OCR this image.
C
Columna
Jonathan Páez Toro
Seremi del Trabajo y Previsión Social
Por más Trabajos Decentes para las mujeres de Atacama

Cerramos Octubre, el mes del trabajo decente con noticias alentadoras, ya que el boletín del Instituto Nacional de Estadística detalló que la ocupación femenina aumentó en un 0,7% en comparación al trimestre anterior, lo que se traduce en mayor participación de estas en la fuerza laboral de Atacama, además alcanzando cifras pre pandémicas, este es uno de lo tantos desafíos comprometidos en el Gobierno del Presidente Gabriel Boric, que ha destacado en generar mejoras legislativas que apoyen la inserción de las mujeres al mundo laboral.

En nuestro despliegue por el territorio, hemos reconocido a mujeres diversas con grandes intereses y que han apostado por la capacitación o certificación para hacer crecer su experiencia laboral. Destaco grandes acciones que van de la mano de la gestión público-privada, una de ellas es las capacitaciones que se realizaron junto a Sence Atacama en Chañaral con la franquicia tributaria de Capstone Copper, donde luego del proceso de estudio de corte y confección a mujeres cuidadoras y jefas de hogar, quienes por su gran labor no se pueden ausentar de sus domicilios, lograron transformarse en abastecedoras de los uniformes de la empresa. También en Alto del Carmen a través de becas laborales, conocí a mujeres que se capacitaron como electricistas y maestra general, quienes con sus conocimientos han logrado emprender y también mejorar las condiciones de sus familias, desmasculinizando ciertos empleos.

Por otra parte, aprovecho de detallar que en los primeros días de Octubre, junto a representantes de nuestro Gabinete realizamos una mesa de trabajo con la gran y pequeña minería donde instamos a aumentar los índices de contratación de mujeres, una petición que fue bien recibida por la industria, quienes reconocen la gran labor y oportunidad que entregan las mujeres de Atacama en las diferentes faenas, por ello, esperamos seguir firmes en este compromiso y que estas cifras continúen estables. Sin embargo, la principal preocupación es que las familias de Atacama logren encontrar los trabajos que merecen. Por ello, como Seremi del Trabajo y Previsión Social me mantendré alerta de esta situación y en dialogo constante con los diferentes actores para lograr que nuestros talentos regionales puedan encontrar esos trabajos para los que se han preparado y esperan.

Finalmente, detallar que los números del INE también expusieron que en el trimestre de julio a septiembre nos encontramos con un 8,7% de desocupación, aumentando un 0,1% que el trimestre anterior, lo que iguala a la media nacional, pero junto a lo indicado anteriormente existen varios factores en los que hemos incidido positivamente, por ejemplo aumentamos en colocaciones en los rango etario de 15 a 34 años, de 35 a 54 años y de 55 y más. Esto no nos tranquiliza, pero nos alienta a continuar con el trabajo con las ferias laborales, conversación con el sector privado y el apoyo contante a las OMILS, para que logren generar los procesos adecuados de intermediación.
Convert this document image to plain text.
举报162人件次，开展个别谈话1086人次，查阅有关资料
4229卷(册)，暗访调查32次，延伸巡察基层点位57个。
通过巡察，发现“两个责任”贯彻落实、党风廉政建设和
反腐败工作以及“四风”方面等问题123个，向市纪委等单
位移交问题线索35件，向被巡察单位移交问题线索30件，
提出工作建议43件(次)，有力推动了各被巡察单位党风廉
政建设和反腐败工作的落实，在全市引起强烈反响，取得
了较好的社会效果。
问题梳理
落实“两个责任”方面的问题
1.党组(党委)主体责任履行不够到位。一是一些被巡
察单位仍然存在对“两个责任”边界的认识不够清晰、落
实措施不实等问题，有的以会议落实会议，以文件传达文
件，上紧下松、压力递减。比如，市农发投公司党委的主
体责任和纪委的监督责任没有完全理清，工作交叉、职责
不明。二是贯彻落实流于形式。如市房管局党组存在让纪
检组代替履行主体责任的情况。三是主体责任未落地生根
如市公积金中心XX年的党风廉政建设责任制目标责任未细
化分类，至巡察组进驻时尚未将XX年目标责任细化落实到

What the task asks
Above are the records; retype them all without a single difference.

Solved problem
OCR this image.
C
Columna
Jonathan Páez Toro
Seremi del Trabajo y Previsión Social
Por más Trabajos Decentes para las mujeres de Atacama

Cerramos Octubre, el mes del trabajo decente con noticias alentadoras, ya que el boletín del Instituto Nacional de Estadística detalló que la ocupación femenina aumentó en un 0,7% en comparación al trimestre anterior, lo que se traduce en mayor participación de estas en la fuerza laboral de Atacama, además alcanzando cifras pre pandémicas, este es uno de lo tantos desafíos comprometidos en el Gobierno del Presidente Gabriel Boric, que ha destacado en generar mejoras legislativas que apoyen la inserción de las mujeres al mundo laboral.

En nuestro despliegue por el territorio, hemos reconocido a mujeres diversas con grandes intereses y que han apostado por la capacitación o certificación para hacer crecer su experiencia laboral. Destaco grandes acciones que van de la mano de la gestión público-privada, una de ellas es las capacitaciones que se realizaron junto a Sence Atacama en Chañaral con la franquicia tributaria de Capstone Copper, donde luego del proceso de estudio de corte y confección a mujeres cuidadoras y jefas de hogar, quienes por su gran labor no se pueden ausentar de sus domicilios, lograron transformarse en abastecedoras de los uniformes de la empresa. También en Alto del Carmen a través de becas laborales, conocí a mujeres que se capacitaron como electricistas y maestra general, quienes con sus conocimientos han logrado emprender y también mejorar las condiciones de sus familias, desmasculinizando ciertos empleos.

Por otra parte, aprovecho de detallar que en los primeros días de Octubre, junto a representantes de nuestro Gabinete realizamos una mesa de trabajo con la gran y pequeña minería donde instamos a aumentar los índices de contratación de mujeres, una petición que fue bien recibida por la industria, quienes reconocen la gran labor y oportunidad que entregan las mujeres de Atacama en las diferentes faenas, por ello, esperamos seguir firmes en este compromiso y que estas cifras continúen estables. Sin embargo, la principal preocupación es que las familias de Atacama logren encontrar los trabajos que merecen. Por ello, como Seremi del Trabajo y Previsión Social me mantendré alerta de esta situación y en dialogo constante con los diferentes actores para lograr que nuestros talentos regionales puedan encontrar esos trabajos para los que se han preparado y esperan.

Finalmente, detallar que los números del INE también expusieron que en el trimestre de julio a septiembre nos encontramos con un 8,7% de desocupación, aumentando un 0,1% que el trimestre anterior, lo que iguala a la media nacional, pero junto a lo indicado anteriormente existen varios factores en los que hemos incidido positivamente, por ejemplo aumentamos en colocaciones en los rango etario de 15 a 34 años, de 35 a 54 años y de 55 y más. Esto no nos tranquiliza, pero nos alienta a continuar con el trabajo con las ferias laborales, conversación con el sector privado y el apoyo contante a las OMILS, para que logren generar los procesos adecuados de intermediación.
Convert this document image to plain text.
举报162人件次，开展个别谈话1086人次，查阅有关资料
4229卷(册)，暗访调查32次，延伸巡察基层点位57个。
通过巡察，发现“两个责任”贯彻落实、党风廉政建设和
反腐败工作以及“四风”方面等问题123个，向市纪委等单
位移交问题线索35件，向被巡察单位移交问题线索30件，
提出工作建议43件(次)，有力推动了各被巡察单位党风廉
政建设和反腐败工作的落实，在全市引起强烈反响，取得
了较好的社会效果。
问题梳理
落实“两个责任”方面的问题
1.党组(党委)主体责任履行不够到位。一是一些被巡
察单位仍然存在对“两个责任”边界的认识不够清晰、落
实措施不实等问题，有的以会议落实会议，以文件传达文
件，上紧下松、压力递减。比如，市农发投公司党委的主
体责任和纪委的监督责任没有完全理清，工作交叉、职责
不明。二是贯彻落实流于形式。如市房管局党组存在让纪
检组代替履行主体责任的情况。三是主体责任未落地生根
如市公积金中心XX年的党风廉政建设责任制目标责任未细
化分类，至巡察组进驻时尚未将XX年目标责任细化落实到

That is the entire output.